▶ [WRITTEN PROBLEM]
Report the number of lines containing "pressure", with no other words.

▶ [RAW RECORDS]

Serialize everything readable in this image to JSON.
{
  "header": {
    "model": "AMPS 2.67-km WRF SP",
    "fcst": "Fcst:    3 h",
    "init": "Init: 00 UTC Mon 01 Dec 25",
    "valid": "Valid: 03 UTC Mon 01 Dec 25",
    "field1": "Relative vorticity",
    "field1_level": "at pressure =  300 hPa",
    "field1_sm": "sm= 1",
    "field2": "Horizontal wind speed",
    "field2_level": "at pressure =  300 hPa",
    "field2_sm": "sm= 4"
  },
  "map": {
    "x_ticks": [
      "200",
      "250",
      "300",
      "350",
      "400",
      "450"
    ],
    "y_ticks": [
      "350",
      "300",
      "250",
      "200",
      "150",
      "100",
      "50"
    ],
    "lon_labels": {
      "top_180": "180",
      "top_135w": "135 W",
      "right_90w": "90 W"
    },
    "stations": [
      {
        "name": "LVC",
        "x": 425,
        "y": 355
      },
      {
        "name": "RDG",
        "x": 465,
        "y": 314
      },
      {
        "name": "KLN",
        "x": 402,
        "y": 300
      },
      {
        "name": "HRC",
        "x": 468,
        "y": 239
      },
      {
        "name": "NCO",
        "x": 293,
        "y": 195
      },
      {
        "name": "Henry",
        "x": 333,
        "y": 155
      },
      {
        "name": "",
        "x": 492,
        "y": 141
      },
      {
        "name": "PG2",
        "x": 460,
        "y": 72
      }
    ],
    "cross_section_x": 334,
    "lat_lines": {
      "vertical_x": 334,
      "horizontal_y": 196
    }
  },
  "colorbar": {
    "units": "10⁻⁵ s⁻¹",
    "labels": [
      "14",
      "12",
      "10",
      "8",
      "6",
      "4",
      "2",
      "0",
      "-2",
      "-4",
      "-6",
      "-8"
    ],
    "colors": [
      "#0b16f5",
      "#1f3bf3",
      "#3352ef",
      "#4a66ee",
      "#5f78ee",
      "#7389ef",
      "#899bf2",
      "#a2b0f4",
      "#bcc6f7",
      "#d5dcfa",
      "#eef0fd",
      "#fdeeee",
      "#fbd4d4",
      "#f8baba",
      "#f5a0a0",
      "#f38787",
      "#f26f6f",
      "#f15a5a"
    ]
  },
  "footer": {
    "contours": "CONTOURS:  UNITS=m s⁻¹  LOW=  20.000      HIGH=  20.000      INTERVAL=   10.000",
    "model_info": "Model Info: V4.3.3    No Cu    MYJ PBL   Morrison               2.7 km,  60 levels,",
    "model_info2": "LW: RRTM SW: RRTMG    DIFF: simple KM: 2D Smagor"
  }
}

▶ [ANSWER FOR THIS EXERCISE]
2